> Set task:
Reproduce the data below in full and exclude every picture.

►

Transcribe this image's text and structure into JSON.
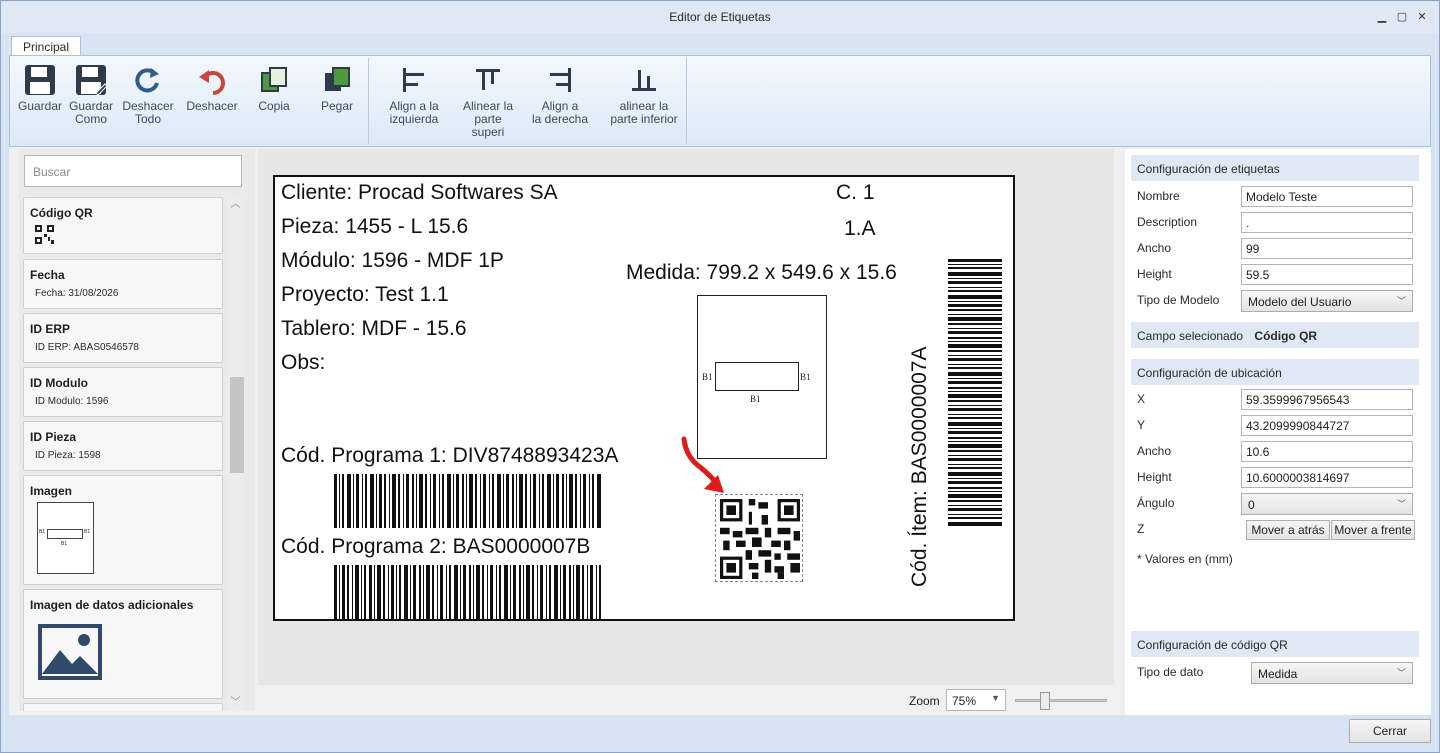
{
  "window": {
    "title": "Editor de Etiquetas",
    "minimize": "▁",
    "maximize": "▢",
    "close": "✕"
  },
  "ribbon": {
    "tab": "Principal",
    "buttons": {
      "save": [
        "Guardar"
      ],
      "save_as": [
        "Guardar",
        "Como"
      ],
      "undo_all": [
        "Deshacer",
        "Todo"
      ],
      "undo": [
        "Deshacer"
      ],
      "copy": [
        "Copia"
      ],
      "paste": [
        "Pegar"
      ],
      "align_left": [
        "Align a la",
        "izquierda"
      ],
      "align_top": [
        "Alinear la",
        "parte superi"
      ],
      "align_right": [
        "Align a",
        "la derecha"
      ],
      "align_bottom": [
        "alinear la",
        "parte inferior"
      ]
    }
  },
  "palette": {
    "search_placeholder": "Buscar",
    "items": [
      {
        "title": "Código QR",
        "value": ""
      },
      {
        "title": "Fecha",
        "value": "Fecha: 31/08/2026"
      },
      {
        "title": "ID ERP",
        "value": "ID ERP: ABAS0546578"
      },
      {
        "title": "ID Modulo",
        "value": "ID Modulo: 1596"
      },
      {
        "title": "ID Pieza",
        "value": "ID Pieza: 1598"
      },
      {
        "title": "Imagen",
        "value": ""
      },
      {
        "title": "Imagen de datos adicionales",
        "value": ""
      }
    ],
    "thumb_labels": {
      "b1": "B1"
    }
  },
  "label": {
    "cliente": "Cliente: Procad Softwares SA",
    "pieza": "Pieza: 1455 - L 15.6",
    "modulo": "Módulo: 1596 - MDF 1P",
    "proyecto": "Proyecto: Test 1.1",
    "tablero": "Tablero: MDF - 15.6",
    "obs": "Obs:",
    "c1": "C. 1",
    "one_a": "1.A",
    "medida": "Medida: 799.2 x 549.6 x 15.6",
    "prog1": "Cód. Programa 1: DIV8748893423A",
    "prog2": "Cód. Programa 2: BAS0000007B",
    "item_vertical": "Cód. Ítem: BAS0000007A",
    "edge_b1": "B1"
  },
  "zoom": {
    "label": "Zoom",
    "value": "75%",
    "level": 0.3
  },
  "properties": {
    "label_config": {
      "header": "Configuración de etiquetas",
      "nombre_label": "Nombre",
      "nombre": "Modelo Teste",
      "description_label": "Description",
      "description": ".",
      "ancho_label": "Ancho",
      "ancho": "99",
      "height_label": "Height",
      "height": "59.5",
      "tipo_label": "Tipo de Modelo",
      "tipo": "Modelo del Usuario"
    },
    "selected": {
      "label": "Campo selecionado",
      "value": "Código QR"
    },
    "location": {
      "header": "Configuración de ubicación",
      "x_label": "X",
      "x": "59.3599967956543",
      "y_label": "Y",
      "y": "43.2099990844727",
      "ancho_label": "Ancho",
      "ancho": "10.6",
      "height_label": "Height",
      "height": "10.6000003814697",
      "angulo_label": "Ángulo",
      "angulo": "0",
      "z_label": "Z",
      "back_button": "Mover a atrás",
      "front_button": "Mover a frente",
      "note": "* Valores en (mm)"
    },
    "qr_config": {
      "header": "Configuración de código QR",
      "tipo_label": "Tipo de dato",
      "tipo": "Medida"
    }
  },
  "footer": {
    "close_button": "Cerrar"
  },
  "colors": {
    "accent_red": "#e01b1b",
    "ribbon_blue": "#dce8f6",
    "header_blue": "#dfe8f4",
    "undo_red": "#c8463c",
    "copy_green": "#4f9a3c"
  }
}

◄

> Output for this task:
Transcribe this image's text and structure into JSON.
{
  "window": {
    "title": "Editor de Etiquetas",
    "minimize": "▁",
    "maximize": "▢",
    "close": "✕"
  },
  "ribbon": {
    "tab": "Principal",
    "buttons": {
      "save": [
        "Guardar"
      ],
      "save_as": [
        "Guardar",
        "Como"
      ],
      "undo_all": [
        "Deshacer",
        "Todo"
      ],
      "undo": [
        "Deshacer"
      ],
      "copy": [
        "Copia"
      ],
      "paste": [
        "Pegar"
      ],
      "align_left": [
        "Align a la",
        "izquierda"
      ],
      "align_top": [
        "Alinear la",
        "parte superi"
      ],
      "align_right": [
        "Align a",
        "la derecha"
      ],
      "align_bottom": [
        "alinear la",
        "parte inferior"
      ]
    }
  },
  "palette": {
    "search_placeholder": "Buscar",
    "items": [
      {
        "title": "Código QR",
        "value": ""
      },
      {
        "title": "Fecha",
        "value": "Fecha: 31/08/2026"
      },
      {
        "title": "ID ERP",
        "value": "ID ERP: ABAS0546578"
      },
      {
        "title": "ID Modulo",
        "value": "ID Modulo: 1596"
      },
      {
        "title": "ID Pieza",
        "value": "ID Pieza: 1598"
      },
      {
        "title": "Imagen",
        "value": ""
      },
      {
        "title": "Imagen de datos adicionales",
        "value": ""
      }
    ],
    "thumb_labels": {
      "b1": "B1"
    }
  },
  "label": {
    "cliente": "Cliente: Procad Softwares SA",
    "pieza": "Pieza: 1455 - L 15.6",
    "modulo": "Módulo: 1596 - MDF 1P",
    "proyecto": "Proyecto: Test 1.1",
    "tablero": "Tablero: MDF - 15.6",
    "obs": "Obs:",
    "c1": "C. 1",
    "one_a": "1.A",
    "medida": "Medida: 799.2 x 549.6 x 15.6",
    "prog1": "Cód. Programa 1: DIV8748893423A",
    "prog2": "Cód. Programa 2: BAS0000007B",
    "item_vertical": "Cód. Ítem: BAS0000007A",
    "edge_b1": "B1"
  },
  "zoom": {
    "label": "Zoom",
    "value": "75%",
    "level": 0.3
  },
  "properties": {
    "label_config": {
      "header": "Configuración de etiquetas",
      "nombre_label": "Nombre",
      "nombre": "Modelo Teste",
      "description_label": "Description",
      "description": ".",
      "ancho_label": "Ancho",
      "ancho": "99",
      "height_label": "Height",
      "height": "59.5",
      "tipo_label": "Tipo de Modelo",
      "tipo": "Modelo del Usuario"
    },
    "selected": {
      "label": "Campo selecionado",
      "value": "Código QR"
    },
    "location": {
      "header": "Configuración de ubicación",
      "x_label": "X",
      "x": "59.3599967956543",
      "y_label": "Y",
      "y": "43.2099990844727",
      "ancho_label": "Ancho",
      "ancho": "10.6",
      "height_label": "Height",
      "height": "10.6000003814697",
      "angulo_label": "Ángulo",
      "angulo": "0",
      "z_label": "Z",
      "back_button": "Mover a atrás",
      "front_button": "Mover a frente",
      "note": "* Valores en (mm)"
    },
    "qr_config": {
      "header": "Configuración de código QR",
      "tipo_label": "Tipo de dato",
      "tipo": "Medida"
    }
  },
  "footer": {
    "close_button": "Cerrar"
  },
  "colors": {
    "accent_red": "#e01b1b",
    "ribbon_blue": "#dce8f6",
    "header_blue": "#dfe8f4",
    "undo_red": "#c8463c",
    "copy_green": "#4f9a3c"
  }
}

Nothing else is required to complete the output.